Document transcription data
☆ ☆ ☆ ☆ ☆ ☆ ☆
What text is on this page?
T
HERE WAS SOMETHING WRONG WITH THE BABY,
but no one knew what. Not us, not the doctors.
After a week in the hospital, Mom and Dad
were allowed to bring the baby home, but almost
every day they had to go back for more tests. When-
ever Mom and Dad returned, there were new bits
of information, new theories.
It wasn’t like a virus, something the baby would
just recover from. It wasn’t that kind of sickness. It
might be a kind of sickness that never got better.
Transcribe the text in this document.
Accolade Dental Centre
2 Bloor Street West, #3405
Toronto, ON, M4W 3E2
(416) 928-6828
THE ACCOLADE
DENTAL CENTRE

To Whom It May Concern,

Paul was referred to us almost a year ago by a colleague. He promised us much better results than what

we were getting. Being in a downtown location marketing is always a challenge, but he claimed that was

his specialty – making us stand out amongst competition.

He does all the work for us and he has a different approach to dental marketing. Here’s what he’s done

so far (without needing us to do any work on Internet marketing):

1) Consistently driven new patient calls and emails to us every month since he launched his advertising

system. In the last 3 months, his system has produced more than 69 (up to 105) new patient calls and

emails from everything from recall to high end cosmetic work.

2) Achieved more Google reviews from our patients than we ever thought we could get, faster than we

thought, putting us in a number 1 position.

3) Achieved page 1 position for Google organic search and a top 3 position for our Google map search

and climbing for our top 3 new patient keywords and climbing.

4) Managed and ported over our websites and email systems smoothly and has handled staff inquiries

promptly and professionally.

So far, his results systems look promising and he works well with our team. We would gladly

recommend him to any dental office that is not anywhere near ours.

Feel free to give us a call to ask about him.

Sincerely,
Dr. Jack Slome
☆ ☆ ☆ ☆ ☆ ☆ ☆
• _REQUIRED WORK_
The lines to write out run from the one with "Transcribe the text in this document." through the end of the records. Give them exactly, and only them.

• _WRITTEN RESPONSE_
Transcribe the text in this document.
Accolade Dental Centre
2 Bloor Street West, #3405
Toronto, ON, M4W 3E2
(416) 928-6828
THE ACCOLADE
DENTAL CENTRE

To Whom It May Concern,

Paul was referred to us almost a year ago by a colleague. He promised us much better results than what

we were getting. Being in a downtown location marketing is always a challenge, but he claimed that was

his specialty – making us stand out amongst competition.

He does all the work for us and he has a different approach to dental marketing. Here’s what he’s done

so far (without needing us to do any work on Internet marketing):

1) Consistently driven new patient calls and emails to us every month since he launched his advertising

system. In the last 3 months, his system has produced more than 69 (up to 105) new patient calls and

emails from everything from recall to high end cosmetic work.

2) Achieved more Google reviews from our patients than we ever thought we could get, faster than we

thought, putting us in a number 1 position.

3) Achieved page 1 position for Google organic search and a top 3 position for our Google map search

and climbing for our top 3 new patient keywords and climbing.

4) Managed and ported over our websites and email systems smoothly and has handled staff inquiries

promptly and professionally.

So far, his results systems look promising and he works well with our team. We would gladly

recommend him to any dental office that is not anywhere near ours.

Feel free to give us a call to ask about him.

Sincerely,
Dr. Jack Slome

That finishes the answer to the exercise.